▸ **WRITTEN INSTRUCTION**
Quote all of the data below exactly, please.

____ RECORDS TO PROCESS

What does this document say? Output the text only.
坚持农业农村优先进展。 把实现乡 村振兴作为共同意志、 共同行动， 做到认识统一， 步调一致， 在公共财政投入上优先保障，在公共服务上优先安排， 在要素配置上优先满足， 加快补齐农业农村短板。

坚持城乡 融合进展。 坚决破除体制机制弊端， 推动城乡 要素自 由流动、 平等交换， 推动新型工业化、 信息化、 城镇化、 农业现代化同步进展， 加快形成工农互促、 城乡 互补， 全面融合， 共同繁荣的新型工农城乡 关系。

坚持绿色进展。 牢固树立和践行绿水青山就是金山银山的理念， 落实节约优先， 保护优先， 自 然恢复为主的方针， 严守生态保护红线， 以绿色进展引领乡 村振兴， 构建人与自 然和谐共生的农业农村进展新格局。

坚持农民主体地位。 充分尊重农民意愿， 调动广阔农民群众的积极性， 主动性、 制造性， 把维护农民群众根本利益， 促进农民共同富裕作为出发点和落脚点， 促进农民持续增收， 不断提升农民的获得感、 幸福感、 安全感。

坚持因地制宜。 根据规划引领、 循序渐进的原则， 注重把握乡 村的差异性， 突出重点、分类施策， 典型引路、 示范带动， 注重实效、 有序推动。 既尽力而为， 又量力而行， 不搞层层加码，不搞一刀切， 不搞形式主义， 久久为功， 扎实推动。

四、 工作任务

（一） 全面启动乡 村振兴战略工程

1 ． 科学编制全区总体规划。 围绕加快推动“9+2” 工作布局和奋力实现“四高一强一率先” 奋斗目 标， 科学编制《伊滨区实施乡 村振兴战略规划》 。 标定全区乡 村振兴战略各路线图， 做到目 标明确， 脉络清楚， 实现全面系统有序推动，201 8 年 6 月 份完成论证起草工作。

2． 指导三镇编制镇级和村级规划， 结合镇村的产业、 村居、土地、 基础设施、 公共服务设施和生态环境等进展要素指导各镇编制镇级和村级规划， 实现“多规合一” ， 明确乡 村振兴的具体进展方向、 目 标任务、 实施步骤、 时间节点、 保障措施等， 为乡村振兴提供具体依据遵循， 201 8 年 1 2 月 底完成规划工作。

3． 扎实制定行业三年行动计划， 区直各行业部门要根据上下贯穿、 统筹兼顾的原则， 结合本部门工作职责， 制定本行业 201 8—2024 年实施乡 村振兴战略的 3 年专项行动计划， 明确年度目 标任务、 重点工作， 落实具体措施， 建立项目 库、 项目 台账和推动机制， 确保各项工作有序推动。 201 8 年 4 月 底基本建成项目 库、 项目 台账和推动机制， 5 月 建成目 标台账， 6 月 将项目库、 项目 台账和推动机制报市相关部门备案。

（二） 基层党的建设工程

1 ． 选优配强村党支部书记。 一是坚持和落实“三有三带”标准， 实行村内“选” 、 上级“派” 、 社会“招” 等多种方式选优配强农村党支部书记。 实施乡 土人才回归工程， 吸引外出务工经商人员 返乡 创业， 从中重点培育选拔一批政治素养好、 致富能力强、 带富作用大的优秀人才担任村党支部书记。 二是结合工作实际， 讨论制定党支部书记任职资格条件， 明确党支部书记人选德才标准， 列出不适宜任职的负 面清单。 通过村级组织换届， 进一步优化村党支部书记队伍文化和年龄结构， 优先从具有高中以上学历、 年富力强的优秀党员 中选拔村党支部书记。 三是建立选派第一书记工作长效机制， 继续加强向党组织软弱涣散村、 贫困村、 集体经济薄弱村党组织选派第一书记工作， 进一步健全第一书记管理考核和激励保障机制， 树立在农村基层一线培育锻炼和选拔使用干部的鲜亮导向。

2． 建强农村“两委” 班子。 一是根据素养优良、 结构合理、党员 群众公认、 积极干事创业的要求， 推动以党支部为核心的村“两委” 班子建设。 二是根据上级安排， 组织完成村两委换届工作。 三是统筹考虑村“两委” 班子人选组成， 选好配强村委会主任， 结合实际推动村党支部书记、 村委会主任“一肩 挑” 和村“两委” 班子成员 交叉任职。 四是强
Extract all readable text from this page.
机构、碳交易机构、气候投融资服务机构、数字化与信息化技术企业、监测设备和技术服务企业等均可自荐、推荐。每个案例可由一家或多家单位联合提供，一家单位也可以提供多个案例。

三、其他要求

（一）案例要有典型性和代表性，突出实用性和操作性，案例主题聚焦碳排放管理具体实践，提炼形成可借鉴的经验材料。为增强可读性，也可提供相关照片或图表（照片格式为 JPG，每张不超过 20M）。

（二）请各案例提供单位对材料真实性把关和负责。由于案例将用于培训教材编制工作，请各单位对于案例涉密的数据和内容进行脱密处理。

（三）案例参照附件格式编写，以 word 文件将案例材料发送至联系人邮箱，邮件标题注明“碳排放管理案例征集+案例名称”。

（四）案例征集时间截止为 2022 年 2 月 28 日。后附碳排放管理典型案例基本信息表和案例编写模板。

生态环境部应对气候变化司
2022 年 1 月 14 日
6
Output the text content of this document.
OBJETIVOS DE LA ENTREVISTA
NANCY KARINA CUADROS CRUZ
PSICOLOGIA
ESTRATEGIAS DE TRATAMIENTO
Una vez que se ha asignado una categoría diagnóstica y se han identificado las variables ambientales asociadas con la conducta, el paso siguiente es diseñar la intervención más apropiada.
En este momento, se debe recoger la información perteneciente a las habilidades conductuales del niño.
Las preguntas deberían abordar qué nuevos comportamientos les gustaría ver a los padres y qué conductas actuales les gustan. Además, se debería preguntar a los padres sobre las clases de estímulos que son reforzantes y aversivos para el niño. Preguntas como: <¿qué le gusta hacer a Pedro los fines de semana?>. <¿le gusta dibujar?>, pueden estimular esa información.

________

▸ **EXERCISE ANSWER**
What does this document say? Output the text only.
坚持农业农村优先进展。 把实现乡 村振兴作为共同意志、 共同行动， 做到认识统一， 步调一致， 在公共财政投入上优先保障，在公共服务上优先安排， 在要素配置上优先满足， 加快补齐农业农村短板。

坚持城乡 融合进展。 坚决破除体制机制弊端， 推动城乡 要素自 由流动、 平等交换， 推动新型工业化、 信息化、 城镇化、 农业现代化同步进展， 加快形成工农互促、 城乡 互补， 全面融合， 共同繁荣的新型工农城乡 关系。

坚持绿色进展。 牢固树立和践行绿水青山就是金山银山的理念， 落实节约优先， 保护优先， 自 然恢复为主的方针， 严守生态保护红线， 以绿色进展引领乡 村振兴， 构建人与自 然和谐共生的农业农村进展新格局。

坚持农民主体地位。 充分尊重农民意愿， 调动广阔农民群众的积极性， 主动性、 制造性， 把维护农民群众根本利益， 促进农民共同富裕作为出发点和落脚点， 促进农民持续增收， 不断提升农民的获得感、 幸福感、 安全感。

坚持因地制宜。 根据规划引领、 循序渐进的原则， 注重把握乡 村的差异性， 突出重点、分类施策， 典型引路、 示范带动， 注重实效、 有序推动。 既尽力而为， 又量力而行， 不搞层层加码，不搞一刀切， 不搞形式主义， 久久为功， 扎实推动。

四、 工作任务

（一） 全面启动乡 村振兴战略工程

1 ． 科学编制全区总体规划。 围绕加快推动“9+2” 工作布局和奋力实现“四高一强一率先” 奋斗目 标， 科学编制《伊滨区实施乡 村振兴战略规划》 。 标定全区乡 村振兴战略各路线图， 做到目 标明确， 脉络清楚， 实现全面系统有序推动，201 8 年 6 月 份完成论证起草工作。

2． 指导三镇编制镇级和村级规划， 结合镇村的产业、 村居、土地、 基础设施、 公共服务设施和生态环境等进展要素指导各镇编制镇级和村级规划， 实现“多规合一” ， 明确乡 村振兴的具体进展方向、 目 标任务、 实施步骤、 时间节点、 保障措施等， 为乡村振兴提供具体依据遵循， 201 8 年 1 2 月 底完成规划工作。

3． 扎实制定行业三年行动计划， 区直各行业部门要根据上下贯穿、 统筹兼顾的原则， 结合本部门工作职责， 制定本行业 201 8—2024 年实施乡 村振兴战略的 3 年专项行动计划， 明确年度目 标任务、 重点工作， 落实具体措施， 建立项目 库、 项目 台账和推动机制， 确保各项工作有序推动。 201 8 年 4 月 底基本建成项目 库、 项目 台账和推动机制， 5 月 建成目 标台账， 6 月 将项目库、 项目 台账和推动机制报市相关部门备案。

（二） 基层党的建设工程

1 ． 选优配强村党支部书记。 一是坚持和落实“三有三带”标准， 实行村内“选” 、 上级“派” 、 社会“招” 等多种方式选优配强农村党支部书记。 实施乡 土人才回归工程， 吸引外出务工经商人员 返乡 创业， 从中重点培育选拔一批政治素养好、 致富能力强、 带富作用大的优秀人才担任村党支部书记。 二是结合工作实际， 讨论制定党支部书记任职资格条件， 明确党支部书记人选德才标准， 列出不适宜任职的负 面清单。 通过村级组织换届， 进一步优化村党支部书记队伍文化和年龄结构， 优先从具有高中以上学历、 年富力强的优秀党员 中选拔村党支部书记。 三是建立选派第一书记工作长效机制， 继续加强向党组织软弱涣散村、 贫困村、 集体经济薄弱村党组织选派第一书记工作， 进一步健全第一书记管理考核和激励保障机制， 树立在农村基层一线培育锻炼和选拔使用干部的鲜亮导向。

2． 建强农村“两委” 班子。 一是根据素养优良、 结构合理、党员 群众公认、 积极干事创业的要求， 推动以党支部为核心的村“两委” 班子建设。 二是根据上级安排， 组织完成村两委换届工作。 三是统筹考虑村“两委” 班子人选组成， 选好配强村委会主任， 结合实际推动村党支部书记、 村委会主任“一肩 挑” 和村“两委” 班子成员 交叉任职。 四是强
Extract all readable text from this page.
机构、碳交易机构、气候投融资服务机构、数字化与信息化技术企业、监测设备和技术服务企业等均可自荐、推荐。每个案例可由一家或多家单位联合提供，一家单位也可以提供多个案例。

三、其他要求

（一）案例要有典型性和代表性，突出实用性和操作性，案例主题聚焦碳排放管理具体实践，提炼形成可借鉴的经验材料。为增强可读性，也可提供相关照片或图表（照片格式为 JPG，每张不超过 20M）。

（二）请各案例提供单位对材料真实性把关和负责。由于案例将用于培训教材编制工作，请各单位对于案例涉密的数据和内容进行脱密处理。

（三）案例参照附件格式编写，以 word 文件将案例材料发送至联系人邮箱，邮件标题注明“碳排放管理案例征集+案例名称”。

（四）案例征集时间截止为 2022 年 2 月 28 日。后附碳排放管理典型案例基本信息表和案例编写模板。

生态环境部应对气候变化司
2022 年 1 月 14 日
6
Output the text content of this document.
OBJETIVOS DE LA ENTREVISTA
NANCY KARINA CUADROS CRUZ
PSICOLOGIA
ESTRATEGIAS DE TRATAMIENTO
Una vez que se ha asignado una categoría diagnóstica y se han identificado las variables ambientales asociadas con la conducta, el paso siguiente es diseñar la intervención más apropiada.
En este momento, se debe recoger la información perteneciente a las habilidades conductuales del niño.
Las preguntas deberían abordar qué nuevos comportamientos les gustaría ver a los padres y qué conductas actuales les gustan. Además, se debería preguntar a los padres sobre las clases de estímulos que son reforzantes y aversivos para el niño. Preguntas como: <¿qué le gusta hacer a Pedro los fines de semana?>. <¿le gusta dibujar?>, pueden estimular esa información.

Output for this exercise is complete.